> Given instruction
The entries below are to be repeated exactly as they stand.
* start Supplied entries *
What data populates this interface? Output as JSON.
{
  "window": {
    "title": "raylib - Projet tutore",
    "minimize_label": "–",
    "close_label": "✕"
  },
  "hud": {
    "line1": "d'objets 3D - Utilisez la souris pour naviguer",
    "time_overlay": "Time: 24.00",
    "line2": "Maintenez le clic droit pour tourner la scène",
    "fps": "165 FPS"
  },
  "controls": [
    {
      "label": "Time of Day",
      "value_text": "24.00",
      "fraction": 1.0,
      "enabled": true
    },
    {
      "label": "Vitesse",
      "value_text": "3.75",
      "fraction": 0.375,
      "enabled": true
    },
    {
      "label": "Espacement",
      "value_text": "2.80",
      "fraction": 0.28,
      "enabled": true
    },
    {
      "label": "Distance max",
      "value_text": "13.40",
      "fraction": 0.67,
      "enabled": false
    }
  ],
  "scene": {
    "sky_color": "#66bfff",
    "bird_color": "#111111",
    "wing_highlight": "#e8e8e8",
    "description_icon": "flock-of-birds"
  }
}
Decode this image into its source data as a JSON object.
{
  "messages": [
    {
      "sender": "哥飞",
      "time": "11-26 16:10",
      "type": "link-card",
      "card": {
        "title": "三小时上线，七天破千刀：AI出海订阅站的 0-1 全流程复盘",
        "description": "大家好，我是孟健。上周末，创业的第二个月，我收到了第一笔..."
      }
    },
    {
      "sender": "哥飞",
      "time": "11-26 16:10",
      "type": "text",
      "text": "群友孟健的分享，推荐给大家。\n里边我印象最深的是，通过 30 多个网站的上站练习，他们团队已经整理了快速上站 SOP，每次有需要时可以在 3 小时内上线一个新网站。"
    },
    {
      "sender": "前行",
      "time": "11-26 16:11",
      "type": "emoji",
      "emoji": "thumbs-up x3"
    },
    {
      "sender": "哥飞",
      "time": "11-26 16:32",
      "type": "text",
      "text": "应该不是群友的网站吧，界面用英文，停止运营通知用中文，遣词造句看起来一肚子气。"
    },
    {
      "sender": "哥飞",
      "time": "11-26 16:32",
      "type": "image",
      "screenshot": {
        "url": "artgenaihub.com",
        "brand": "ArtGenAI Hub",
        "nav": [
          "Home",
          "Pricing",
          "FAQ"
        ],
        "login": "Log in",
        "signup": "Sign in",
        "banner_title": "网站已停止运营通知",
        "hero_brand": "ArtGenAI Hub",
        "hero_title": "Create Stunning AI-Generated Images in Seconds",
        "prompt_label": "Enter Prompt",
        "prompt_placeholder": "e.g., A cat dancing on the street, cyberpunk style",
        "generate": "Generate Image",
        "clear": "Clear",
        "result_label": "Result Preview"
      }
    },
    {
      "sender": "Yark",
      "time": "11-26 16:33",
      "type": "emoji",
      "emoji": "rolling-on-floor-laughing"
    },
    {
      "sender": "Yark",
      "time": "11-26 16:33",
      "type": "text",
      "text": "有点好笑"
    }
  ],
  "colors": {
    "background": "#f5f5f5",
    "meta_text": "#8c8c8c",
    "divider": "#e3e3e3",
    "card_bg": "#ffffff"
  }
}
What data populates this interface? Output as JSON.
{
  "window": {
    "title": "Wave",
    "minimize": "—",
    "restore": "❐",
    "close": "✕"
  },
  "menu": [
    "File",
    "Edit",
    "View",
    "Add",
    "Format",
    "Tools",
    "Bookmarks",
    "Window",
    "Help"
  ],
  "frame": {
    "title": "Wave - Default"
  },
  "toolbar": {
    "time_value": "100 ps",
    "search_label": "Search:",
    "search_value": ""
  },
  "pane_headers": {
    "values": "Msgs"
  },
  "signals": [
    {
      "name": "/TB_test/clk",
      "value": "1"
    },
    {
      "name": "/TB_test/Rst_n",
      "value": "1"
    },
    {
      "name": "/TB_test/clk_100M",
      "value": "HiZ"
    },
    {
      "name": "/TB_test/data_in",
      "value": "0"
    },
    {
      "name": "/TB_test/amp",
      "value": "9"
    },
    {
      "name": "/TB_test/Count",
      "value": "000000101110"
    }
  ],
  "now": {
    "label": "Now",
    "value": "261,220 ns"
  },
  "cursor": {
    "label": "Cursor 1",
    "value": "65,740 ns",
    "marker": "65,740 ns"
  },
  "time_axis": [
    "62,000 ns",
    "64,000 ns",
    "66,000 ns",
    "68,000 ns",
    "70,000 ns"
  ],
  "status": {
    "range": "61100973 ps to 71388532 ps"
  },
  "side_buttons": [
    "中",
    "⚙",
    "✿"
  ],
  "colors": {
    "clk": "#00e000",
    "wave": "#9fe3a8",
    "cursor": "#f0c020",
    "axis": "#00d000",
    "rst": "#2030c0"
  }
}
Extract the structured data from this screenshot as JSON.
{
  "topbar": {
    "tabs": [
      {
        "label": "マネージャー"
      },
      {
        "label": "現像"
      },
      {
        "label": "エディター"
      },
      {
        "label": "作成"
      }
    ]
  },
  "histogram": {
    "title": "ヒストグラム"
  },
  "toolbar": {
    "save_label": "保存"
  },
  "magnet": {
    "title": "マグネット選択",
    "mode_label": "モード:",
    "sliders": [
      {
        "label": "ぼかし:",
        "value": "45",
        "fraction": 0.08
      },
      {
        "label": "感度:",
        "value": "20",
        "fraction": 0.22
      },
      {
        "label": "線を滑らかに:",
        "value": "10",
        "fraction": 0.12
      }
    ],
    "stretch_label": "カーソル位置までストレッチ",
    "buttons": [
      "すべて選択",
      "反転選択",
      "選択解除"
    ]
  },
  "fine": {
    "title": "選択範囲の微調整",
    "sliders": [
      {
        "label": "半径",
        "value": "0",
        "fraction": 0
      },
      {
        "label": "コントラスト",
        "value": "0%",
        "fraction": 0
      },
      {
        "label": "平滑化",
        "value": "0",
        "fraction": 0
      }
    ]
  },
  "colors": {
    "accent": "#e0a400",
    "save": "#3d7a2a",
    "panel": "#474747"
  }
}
* end Supplied entries *
> Task response
What data populates this interface? Output as JSON.
{
  "window": {
    "title": "raylib - Projet tutore",
    "minimize_label": "–",
    "close_label": "✕"
  },
  "hud": {
    "line1": "d'objets 3D - Utilisez la souris pour naviguer",
    "time_overlay": "Time: 24.00",
    "line2": "Maintenez le clic droit pour tourner la scène",
    "fps": "165 FPS"
  },
  "controls": [
    {
      "label": "Time of Day",
      "value_text": "24.00",
      "fraction": 1.0,
      "enabled": true
    },
    {
      "label": "Vitesse",
      "value_text": "3.75",
      "fraction": 0.375,
      "enabled": true
    },
    {
      "label": "Espacement",
      "value_text": "2.80",
      "fraction": 0.28,
      "enabled": true
    },
    {
      "label": "Distance max",
      "value_text": "13.40",
      "fraction": 0.67,
      "enabled": false
    }
  ],
  "scene": {
    "sky_color": "#66bfff",
    "bird_color": "#111111",
    "wing_highlight": "#e8e8e8",
    "description_icon": "flock-of-birds"
  }
}
Decode this image into its source data as a JSON object.
{
  "messages": [
    {
      "sender": "哥飞",
      "time": "11-26 16:10",
      "type": "link-card",
      "card": {
        "title": "三小时上线，七天破千刀：AI出海订阅站的 0-1 全流程复盘",
        "description": "大家好，我是孟健。上周末，创业的第二个月，我收到了第一笔..."
      }
    },
    {
      "sender": "哥飞",
      "time": "11-26 16:10",
      "type": "text",
      "text": "群友孟健的分享，推荐给大家。\n里边我印象最深的是，通过 30 多个网站的上站练习，他们团队已经整理了快速上站 SOP，每次有需要时可以在 3 小时内上线一个新网站。"
    },
    {
      "sender": "前行",
      "time": "11-26 16:11",
      "type": "emoji",
      "emoji": "thumbs-up x3"
    },
    {
      "sender": "哥飞",
      "time": "11-26 16:32",
      "type": "text",
      "text": "应该不是群友的网站吧，界面用英文，停止运营通知用中文，遣词造句看起来一肚子气。"
    },
    {
      "sender": "哥飞",
      "time": "11-26 16:32",
      "type": "image",
      "screenshot": {
        "url": "artgenaihub.com",
        "brand": "ArtGenAI Hub",
        "nav": [
          "Home",
          "Pricing",
          "FAQ"
        ],
        "login": "Log in",
        "signup": "Sign in",
        "banner_title": "网站已停止运营通知",
        "hero_brand": "ArtGenAI Hub",
        "hero_title": "Create Stunning AI-Generated Images in Seconds",
        "prompt_label": "Enter Prompt",
        "prompt_placeholder": "e.g., A cat dancing on the street, cyberpunk style",
        "generate": "Generate Image",
        "clear": "Clear",
        "result_label": "Result Preview"
      }
    },
    {
      "sender": "Yark",
      "time": "11-26 16:33",
      "type": "emoji",
      "emoji": "rolling-on-floor-laughing"
    },
    {
      "sender": "Yark",
      "time": "11-26 16:33",
      "type": "text",
      "text": "有点好笑"
    }
  ],
  "colors": {
    "background": "#f5f5f5",
    "meta_text": "#8c8c8c",
    "divider": "#e3e3e3",
    "card_bg": "#ffffff"
  }
}
What data populates this interface? Output as JSON.
{
  "window": {
    "title": "Wave",
    "minimize": "—",
    "restore": "❐",
    "close": "✕"
  },
  "menu": [
    "File",
    "Edit",
    "View",
    "Add",
    "Format",
    "Tools",
    "Bookmarks",
    "Window",
    "Help"
  ],
  "frame": {
    "title": "Wave - Default"
  },
  "toolbar": {
    "time_value": "100 ps",
    "search_label": "Search:",
    "search_value": ""
  },
  "pane_headers": {
    "values": "Msgs"
  },
  "signals": [
    {
      "name": "/TB_test/clk",
      "value": "1"
    },
    {
      "name": "/TB_test/Rst_n",
      "value": "1"
    },
    {
      "name": "/TB_test/clk_100M",
      "value": "HiZ"
    },
    {
      "name": "/TB_test/data_in",
      "value": "0"
    },
    {
      "name": "/TB_test/amp",
      "value": "9"
    },
    {
      "name": "/TB_test/Count",
      "value": "000000101110"
    }
  ],
  "now": {
    "label": "Now",
    "value": "261,220 ns"
  },
  "cursor": {
    "label": "Cursor 1",
    "value": "65,740 ns",
    "marker": "65,740 ns"
  },
  "time_axis": [
    "62,000 ns",
    "64,000 ns",
    "66,000 ns",
    "68,000 ns",
    "70,000 ns"
  ],
  "status": {
    "range": "61100973 ps to 71388532 ps"
  },
  "side_buttons": [
    "中",
    "⚙",
    "✿"
  ],
  "colors": {
    "clk": "#00e000",
    "wave": "#9fe3a8",
    "cursor": "#f0c020",
    "axis": "#00d000",
    "rst": "#2030c0"
  }
}
Extract the structured data from this screenshot as JSON.
{
  "topbar": {
    "tabs": [
      {
        "label": "マネージャー"
      },
      {
        "label": "現像"
      },
      {
        "label": "エディター"
      },
      {
        "label": "作成"
      }
    ]
  },
  "histogram": {
    "title": "ヒストグラム"
  },
  "toolbar": {
    "save_label": "保存"
  },
  "magnet": {
    "title": "マグネット選択",
    "mode_label": "モード:",
    "sliders": [
      {
        "label": "ぼかし:",
        "value": "45",
        "fraction": 0.08
      },
      {
        "label": "感度:",
        "value": "20",
        "fraction": 0.22
      },
      {
        "label": "線を滑らかに:",
        "value": "10",
        "fraction": 0.12
      }
    ],
    "stretch_label": "カーソル位置までストレッチ",
    "buttons": [
      "すべて選択",
      "反転選択",
      "選択解除"
    ]
  },
  "fine": {
    "title": "選択範囲の微調整",
    "sliders": [
      {
        "label": "半径",
        "value": "0",
        "fraction": 0
      },
      {
        "label": "コントラスト",
        "value": "0%",
        "fraction": 0
      },
      {
        "label": "平滑化",
        "value": "0",
        "fraction": 0
      }
    ]
  },
  "colors": {
    "accent": "#e0a400",
    "save": "#3d7a2a",
    "panel": "#474747"
  }
}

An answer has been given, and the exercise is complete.